** START OF DATA SECTION **
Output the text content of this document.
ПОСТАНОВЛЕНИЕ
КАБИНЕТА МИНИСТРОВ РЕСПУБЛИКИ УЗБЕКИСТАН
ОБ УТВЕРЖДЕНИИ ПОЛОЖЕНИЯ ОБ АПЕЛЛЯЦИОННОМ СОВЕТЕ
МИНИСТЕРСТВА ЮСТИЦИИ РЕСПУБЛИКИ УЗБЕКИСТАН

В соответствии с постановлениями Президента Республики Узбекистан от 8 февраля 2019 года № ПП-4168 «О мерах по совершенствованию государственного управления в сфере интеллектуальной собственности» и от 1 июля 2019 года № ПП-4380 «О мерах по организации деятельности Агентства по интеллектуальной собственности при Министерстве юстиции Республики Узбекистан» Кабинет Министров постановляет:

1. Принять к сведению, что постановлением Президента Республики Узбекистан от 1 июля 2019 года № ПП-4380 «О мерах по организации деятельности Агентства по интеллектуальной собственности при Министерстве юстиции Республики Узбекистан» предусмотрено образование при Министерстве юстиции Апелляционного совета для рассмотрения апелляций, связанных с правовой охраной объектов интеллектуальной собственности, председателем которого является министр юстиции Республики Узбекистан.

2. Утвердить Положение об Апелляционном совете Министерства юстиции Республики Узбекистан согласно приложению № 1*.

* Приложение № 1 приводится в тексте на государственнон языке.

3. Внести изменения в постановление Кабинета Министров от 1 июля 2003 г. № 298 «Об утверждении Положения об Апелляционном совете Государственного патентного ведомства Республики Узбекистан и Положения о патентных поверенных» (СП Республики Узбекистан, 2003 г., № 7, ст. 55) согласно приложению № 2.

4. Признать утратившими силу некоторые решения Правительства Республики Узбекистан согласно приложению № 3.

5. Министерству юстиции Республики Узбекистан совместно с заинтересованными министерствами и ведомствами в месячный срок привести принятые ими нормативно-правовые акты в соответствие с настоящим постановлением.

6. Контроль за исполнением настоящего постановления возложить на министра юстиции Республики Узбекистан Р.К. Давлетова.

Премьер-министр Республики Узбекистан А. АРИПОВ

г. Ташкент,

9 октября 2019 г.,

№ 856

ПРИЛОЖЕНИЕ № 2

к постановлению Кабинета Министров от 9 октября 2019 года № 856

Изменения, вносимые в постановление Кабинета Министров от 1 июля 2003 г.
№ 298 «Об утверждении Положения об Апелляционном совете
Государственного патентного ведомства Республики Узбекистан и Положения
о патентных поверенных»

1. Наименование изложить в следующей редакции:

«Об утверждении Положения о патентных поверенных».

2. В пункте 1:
** END OF DATA SECTION **
Copy all lines from the material that include "мерах".

В соответствии с постановлениями Президента Республики Узбекистан от 8 февраля 2019 года № ПП-4168 «О мерах по совершенствованию государственного управления в сфере интеллектуальной собственности» и от 1 июля 2019 года № ПП-4380 «О мерах по организации деятельности Агентства по интеллектуальной собственности при Министерстве юстиции Республики Узбекистан» Кабинет Министров постановляет:
1. Принять к сведению, что постановлением Президента Республики Узбекистан от 1 июля 2019 года № ПП-4380 «О мерах по организации деятельности Агентства по интеллектуальной собственности при Министерстве юстиции Республики Узбекистан» предусмотрено образование при Министерстве юстиции Апелляционного совета для рассмотрения апелляций, связанных с правовой охраной объектов интеллектуальной собственности, председателем которого является министр юстиции Республики Узбекистан.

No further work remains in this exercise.